Requirements: Find the lines of data that contain the string "الجمل", then list them.

A run of records:
####################

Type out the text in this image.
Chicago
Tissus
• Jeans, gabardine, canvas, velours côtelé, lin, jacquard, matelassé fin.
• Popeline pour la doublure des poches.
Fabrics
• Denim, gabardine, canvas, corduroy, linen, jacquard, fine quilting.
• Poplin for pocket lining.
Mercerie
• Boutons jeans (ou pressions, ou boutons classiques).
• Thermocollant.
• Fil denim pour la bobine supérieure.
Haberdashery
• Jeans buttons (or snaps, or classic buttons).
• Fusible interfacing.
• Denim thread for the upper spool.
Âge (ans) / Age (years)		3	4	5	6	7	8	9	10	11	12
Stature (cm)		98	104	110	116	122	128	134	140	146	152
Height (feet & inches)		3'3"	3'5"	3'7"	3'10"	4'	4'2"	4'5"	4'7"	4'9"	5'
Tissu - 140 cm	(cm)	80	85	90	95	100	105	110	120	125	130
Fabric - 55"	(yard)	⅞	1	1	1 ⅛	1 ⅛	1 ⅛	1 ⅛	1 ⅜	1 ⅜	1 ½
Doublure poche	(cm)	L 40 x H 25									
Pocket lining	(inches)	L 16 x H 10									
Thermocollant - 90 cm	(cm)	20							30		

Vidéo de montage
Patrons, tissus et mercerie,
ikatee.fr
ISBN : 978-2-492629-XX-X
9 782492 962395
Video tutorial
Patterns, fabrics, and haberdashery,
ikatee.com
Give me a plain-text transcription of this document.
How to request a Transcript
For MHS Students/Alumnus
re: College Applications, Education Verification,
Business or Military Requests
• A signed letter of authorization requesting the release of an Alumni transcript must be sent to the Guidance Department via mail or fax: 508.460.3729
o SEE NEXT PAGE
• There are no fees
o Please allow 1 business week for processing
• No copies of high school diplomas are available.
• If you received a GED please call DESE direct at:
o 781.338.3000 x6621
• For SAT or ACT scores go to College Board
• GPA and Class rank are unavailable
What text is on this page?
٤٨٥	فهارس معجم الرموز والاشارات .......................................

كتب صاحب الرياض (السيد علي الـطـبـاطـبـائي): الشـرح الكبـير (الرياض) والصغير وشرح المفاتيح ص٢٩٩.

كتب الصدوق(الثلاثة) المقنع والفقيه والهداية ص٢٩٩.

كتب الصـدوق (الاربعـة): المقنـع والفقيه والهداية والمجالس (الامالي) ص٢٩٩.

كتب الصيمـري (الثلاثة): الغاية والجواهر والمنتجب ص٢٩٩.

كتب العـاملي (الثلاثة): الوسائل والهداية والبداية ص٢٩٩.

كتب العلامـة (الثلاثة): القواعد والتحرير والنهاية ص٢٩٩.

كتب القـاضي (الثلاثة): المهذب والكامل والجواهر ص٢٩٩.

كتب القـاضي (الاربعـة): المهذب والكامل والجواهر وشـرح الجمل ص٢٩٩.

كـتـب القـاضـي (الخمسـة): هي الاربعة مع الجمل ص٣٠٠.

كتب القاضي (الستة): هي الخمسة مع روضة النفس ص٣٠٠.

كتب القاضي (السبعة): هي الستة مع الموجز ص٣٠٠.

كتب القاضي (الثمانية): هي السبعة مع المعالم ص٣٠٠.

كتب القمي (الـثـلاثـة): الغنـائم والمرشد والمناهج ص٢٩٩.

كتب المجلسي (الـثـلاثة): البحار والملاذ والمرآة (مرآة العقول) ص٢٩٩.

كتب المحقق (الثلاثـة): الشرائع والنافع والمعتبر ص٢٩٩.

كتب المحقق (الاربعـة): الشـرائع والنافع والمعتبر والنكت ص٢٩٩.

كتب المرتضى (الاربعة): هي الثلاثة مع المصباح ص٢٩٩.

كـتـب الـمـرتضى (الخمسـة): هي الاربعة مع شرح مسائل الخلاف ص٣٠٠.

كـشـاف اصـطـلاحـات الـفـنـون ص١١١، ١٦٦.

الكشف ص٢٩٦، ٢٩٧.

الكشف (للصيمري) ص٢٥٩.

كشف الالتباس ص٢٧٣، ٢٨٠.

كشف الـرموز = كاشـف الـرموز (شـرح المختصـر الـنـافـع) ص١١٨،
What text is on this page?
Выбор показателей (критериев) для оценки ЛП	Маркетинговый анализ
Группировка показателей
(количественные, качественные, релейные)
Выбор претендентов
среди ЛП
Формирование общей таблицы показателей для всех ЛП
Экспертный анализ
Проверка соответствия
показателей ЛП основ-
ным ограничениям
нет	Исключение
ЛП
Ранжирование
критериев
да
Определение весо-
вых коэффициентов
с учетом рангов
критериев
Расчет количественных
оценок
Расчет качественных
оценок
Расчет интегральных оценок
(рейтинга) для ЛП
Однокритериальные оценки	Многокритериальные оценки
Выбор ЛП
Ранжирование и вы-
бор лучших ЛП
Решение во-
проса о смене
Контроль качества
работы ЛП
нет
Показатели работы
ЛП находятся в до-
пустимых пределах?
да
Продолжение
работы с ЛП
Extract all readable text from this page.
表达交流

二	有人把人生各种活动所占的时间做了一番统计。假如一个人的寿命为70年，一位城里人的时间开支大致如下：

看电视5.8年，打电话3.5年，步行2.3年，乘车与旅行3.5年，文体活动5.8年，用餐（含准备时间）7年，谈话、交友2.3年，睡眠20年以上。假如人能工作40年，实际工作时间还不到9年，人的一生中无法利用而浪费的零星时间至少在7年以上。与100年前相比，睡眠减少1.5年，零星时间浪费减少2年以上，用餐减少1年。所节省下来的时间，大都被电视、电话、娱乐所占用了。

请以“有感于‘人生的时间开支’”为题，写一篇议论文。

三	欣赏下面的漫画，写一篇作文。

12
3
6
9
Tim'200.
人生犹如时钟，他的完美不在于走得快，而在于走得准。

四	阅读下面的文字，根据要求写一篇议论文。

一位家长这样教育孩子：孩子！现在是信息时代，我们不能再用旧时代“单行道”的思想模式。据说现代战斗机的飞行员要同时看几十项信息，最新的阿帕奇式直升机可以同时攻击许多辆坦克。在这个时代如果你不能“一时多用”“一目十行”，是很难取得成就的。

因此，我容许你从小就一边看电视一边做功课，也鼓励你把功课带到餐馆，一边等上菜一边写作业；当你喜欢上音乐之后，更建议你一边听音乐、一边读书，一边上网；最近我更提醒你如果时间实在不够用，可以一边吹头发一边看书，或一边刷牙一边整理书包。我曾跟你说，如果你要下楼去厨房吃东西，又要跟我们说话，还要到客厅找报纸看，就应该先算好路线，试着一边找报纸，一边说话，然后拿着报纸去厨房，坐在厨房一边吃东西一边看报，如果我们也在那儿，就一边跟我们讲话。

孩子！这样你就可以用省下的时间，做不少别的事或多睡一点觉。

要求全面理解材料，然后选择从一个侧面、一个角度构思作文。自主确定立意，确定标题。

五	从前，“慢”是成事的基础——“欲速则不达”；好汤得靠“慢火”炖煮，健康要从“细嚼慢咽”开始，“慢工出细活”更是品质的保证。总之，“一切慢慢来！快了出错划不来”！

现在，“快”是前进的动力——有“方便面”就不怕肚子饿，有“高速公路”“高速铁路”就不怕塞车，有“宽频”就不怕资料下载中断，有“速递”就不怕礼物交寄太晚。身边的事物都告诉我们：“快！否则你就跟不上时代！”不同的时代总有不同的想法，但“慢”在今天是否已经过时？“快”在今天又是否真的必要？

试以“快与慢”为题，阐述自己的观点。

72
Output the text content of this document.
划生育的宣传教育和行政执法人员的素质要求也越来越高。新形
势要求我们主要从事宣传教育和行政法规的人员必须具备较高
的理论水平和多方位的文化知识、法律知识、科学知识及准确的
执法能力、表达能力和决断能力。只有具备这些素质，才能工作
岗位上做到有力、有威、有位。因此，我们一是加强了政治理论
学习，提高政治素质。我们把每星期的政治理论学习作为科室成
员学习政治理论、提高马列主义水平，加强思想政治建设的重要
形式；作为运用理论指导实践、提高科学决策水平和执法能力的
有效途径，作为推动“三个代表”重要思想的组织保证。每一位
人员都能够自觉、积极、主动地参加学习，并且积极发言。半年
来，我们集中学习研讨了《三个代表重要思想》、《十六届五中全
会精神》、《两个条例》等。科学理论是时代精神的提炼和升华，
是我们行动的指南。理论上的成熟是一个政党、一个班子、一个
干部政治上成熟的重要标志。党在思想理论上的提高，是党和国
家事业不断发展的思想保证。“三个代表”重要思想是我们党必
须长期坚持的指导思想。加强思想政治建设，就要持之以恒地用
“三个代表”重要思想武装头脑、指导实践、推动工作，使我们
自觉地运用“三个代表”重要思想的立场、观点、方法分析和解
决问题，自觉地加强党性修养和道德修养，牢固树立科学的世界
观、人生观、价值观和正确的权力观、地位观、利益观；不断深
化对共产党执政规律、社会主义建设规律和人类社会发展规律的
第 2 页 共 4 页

####################

Solution:
كتب القـاضي (الاربعـة): المهذب والكامل والجواهر وشـرح الجمل ص٢٩٩.
كـتـب القـاضـي (الخمسـة): هي الاربعة مع الجمل ص٣٠٠.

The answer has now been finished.